What to work on: Show each line of the data below that has the string "IRAN" in it.

----------

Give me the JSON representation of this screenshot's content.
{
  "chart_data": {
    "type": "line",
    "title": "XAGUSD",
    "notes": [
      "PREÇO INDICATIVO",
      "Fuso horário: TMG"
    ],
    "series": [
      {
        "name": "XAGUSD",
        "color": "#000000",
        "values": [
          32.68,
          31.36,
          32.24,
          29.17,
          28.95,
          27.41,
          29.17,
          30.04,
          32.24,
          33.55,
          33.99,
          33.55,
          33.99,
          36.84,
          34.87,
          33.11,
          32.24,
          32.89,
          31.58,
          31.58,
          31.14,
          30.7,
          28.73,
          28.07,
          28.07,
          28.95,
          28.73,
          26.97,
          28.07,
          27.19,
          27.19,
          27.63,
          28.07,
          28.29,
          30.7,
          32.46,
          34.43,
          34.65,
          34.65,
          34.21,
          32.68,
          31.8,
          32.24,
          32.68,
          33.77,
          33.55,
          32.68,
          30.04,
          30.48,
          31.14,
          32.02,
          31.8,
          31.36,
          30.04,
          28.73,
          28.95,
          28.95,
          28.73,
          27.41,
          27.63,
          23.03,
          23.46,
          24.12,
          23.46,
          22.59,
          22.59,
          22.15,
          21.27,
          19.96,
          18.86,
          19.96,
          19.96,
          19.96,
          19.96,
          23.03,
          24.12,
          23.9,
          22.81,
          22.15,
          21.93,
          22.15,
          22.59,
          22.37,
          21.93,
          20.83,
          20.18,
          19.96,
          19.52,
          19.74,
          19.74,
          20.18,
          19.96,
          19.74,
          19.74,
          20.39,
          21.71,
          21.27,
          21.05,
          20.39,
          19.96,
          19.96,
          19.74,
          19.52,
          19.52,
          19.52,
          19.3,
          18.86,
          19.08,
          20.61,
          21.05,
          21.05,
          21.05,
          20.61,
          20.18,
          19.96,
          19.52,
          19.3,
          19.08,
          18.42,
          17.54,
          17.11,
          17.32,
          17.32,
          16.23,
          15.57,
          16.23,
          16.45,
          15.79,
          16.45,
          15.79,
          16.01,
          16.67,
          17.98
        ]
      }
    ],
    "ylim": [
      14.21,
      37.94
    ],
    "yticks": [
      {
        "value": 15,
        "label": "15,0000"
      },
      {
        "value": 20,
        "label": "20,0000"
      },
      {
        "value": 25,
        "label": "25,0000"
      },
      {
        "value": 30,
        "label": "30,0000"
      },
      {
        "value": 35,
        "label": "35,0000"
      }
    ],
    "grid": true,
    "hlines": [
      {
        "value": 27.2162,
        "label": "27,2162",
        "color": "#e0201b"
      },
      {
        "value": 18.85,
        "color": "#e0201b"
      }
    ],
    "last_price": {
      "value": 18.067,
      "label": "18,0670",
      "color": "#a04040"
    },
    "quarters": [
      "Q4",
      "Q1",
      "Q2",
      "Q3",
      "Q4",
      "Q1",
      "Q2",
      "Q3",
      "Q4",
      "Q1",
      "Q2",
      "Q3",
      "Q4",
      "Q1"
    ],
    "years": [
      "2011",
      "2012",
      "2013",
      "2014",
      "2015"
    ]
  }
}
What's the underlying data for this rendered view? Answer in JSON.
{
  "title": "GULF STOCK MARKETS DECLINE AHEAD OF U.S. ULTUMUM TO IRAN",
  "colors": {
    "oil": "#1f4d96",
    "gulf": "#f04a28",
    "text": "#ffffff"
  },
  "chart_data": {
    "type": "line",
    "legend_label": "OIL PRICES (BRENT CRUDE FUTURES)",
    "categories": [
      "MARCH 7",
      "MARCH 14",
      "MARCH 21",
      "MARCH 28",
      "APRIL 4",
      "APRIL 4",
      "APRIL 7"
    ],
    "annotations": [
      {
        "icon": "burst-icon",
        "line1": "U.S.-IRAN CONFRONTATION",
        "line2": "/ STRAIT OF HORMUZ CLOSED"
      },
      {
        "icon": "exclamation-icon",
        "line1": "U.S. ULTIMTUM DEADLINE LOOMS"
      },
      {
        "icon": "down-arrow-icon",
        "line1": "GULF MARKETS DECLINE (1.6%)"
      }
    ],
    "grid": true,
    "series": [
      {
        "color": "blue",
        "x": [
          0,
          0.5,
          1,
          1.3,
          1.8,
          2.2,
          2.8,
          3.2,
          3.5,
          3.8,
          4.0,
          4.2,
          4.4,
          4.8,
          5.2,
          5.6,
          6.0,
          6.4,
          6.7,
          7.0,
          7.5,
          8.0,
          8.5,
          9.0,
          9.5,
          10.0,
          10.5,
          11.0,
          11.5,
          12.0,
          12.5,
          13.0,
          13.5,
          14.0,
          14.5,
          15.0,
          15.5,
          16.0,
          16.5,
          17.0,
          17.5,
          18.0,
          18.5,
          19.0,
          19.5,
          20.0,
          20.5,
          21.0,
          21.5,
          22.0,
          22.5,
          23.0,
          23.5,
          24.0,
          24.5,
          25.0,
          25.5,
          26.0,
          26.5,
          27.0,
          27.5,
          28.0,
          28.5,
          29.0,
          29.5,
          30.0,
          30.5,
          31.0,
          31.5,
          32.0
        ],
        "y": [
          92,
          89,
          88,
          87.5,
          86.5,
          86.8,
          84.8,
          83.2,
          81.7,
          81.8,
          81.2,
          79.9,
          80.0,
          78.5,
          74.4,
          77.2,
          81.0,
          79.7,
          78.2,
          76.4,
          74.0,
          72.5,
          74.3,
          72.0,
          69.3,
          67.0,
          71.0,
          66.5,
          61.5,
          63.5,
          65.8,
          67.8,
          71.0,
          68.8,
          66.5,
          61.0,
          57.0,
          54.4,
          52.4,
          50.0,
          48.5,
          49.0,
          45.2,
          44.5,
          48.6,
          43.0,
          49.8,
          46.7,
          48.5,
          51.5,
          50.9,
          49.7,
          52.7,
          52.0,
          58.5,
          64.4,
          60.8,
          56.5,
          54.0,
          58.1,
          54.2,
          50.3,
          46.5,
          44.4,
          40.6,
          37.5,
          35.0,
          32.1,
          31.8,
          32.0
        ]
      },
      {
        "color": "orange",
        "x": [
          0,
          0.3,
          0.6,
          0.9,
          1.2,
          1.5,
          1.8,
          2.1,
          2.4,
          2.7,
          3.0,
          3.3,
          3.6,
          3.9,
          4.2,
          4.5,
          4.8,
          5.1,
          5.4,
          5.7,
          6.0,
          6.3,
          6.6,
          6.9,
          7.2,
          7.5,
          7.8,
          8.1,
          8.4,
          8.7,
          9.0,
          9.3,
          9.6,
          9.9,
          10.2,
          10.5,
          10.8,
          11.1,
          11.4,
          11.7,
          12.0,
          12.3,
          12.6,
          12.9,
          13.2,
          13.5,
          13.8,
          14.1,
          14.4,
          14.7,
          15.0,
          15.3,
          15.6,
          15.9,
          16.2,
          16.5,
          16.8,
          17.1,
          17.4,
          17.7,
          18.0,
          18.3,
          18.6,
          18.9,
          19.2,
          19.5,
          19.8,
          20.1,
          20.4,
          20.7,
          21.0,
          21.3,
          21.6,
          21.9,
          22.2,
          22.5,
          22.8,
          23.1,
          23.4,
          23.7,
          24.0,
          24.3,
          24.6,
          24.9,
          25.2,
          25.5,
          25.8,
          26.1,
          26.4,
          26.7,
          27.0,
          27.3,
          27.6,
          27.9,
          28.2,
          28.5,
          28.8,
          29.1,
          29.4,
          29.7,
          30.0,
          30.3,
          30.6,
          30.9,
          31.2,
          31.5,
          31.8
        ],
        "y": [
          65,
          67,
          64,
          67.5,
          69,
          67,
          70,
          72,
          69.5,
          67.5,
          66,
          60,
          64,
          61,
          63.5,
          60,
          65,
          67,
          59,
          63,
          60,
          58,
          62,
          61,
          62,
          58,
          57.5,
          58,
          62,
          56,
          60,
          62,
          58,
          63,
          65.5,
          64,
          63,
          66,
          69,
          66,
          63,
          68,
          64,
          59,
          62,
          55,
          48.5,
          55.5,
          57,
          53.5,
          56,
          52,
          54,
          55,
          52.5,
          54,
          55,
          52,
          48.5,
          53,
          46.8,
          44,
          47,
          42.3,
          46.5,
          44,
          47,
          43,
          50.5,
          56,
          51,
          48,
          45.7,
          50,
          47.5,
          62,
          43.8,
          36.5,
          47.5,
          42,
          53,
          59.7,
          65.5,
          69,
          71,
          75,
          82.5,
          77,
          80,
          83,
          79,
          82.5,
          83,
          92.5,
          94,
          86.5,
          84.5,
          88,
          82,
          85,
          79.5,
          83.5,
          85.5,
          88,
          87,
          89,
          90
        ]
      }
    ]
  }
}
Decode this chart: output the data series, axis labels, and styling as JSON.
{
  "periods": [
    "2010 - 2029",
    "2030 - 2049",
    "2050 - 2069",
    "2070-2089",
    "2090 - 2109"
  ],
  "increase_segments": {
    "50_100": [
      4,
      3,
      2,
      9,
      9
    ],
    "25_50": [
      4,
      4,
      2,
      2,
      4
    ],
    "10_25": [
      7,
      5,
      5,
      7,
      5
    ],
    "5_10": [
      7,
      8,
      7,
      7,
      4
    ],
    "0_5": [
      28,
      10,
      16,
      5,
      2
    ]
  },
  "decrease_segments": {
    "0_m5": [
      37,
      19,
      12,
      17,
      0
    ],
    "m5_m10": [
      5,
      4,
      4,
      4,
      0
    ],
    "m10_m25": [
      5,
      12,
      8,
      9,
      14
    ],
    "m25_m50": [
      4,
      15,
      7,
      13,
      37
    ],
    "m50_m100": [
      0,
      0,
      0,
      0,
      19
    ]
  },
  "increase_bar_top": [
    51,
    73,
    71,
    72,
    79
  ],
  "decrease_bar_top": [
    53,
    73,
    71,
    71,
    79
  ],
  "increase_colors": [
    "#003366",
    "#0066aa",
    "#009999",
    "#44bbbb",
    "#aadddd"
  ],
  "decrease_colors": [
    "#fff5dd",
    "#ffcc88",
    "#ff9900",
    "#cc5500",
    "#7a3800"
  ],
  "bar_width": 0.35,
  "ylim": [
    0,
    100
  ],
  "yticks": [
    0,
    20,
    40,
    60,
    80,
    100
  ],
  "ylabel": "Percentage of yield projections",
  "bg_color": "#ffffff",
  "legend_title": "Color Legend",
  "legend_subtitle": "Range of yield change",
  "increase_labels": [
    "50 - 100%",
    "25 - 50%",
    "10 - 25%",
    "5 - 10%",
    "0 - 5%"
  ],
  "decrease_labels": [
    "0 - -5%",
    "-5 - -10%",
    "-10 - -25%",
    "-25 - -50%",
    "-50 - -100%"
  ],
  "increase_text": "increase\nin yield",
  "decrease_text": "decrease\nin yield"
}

----------

Task answer:
  "title": "GULF STOCK MARKETS DECLINE AHEAD OF U.S. ULTUMUM TO IRAN",
        "line1": "U.S.-IRAN CONFRONTATION",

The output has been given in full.